* START Material to process *

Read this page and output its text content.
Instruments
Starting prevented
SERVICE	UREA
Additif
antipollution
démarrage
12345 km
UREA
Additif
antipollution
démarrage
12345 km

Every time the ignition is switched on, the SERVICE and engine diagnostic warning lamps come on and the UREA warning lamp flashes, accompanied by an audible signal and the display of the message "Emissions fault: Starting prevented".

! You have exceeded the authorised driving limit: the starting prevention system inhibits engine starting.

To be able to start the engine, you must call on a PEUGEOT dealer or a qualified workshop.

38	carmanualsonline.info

* END Material to process *

• **Brief**
All of the data needs to be reproduced exactly, with no line missing.

• **Written answer**
Read this page and output its text content.
Instruments
Starting prevented
SERVICE	UREA
Additif
antipollution
démarrage
12345 km
UREA
Additif
antipollution
démarrage
12345 km

Every time the ignition is switched on, the SERVICE and engine diagnostic warning lamps come on and the UREA warning lamp flashes, accompanied by an audible signal and the display of the message "Emissions fault: Starting prevented".

! You have exceeded the authorised driving limit: the starting prevention system inhibits engine starting.

To be able to start the engine, you must call on a PEUGEOT dealer or a qualified workshop.

38	carmanualsonline.info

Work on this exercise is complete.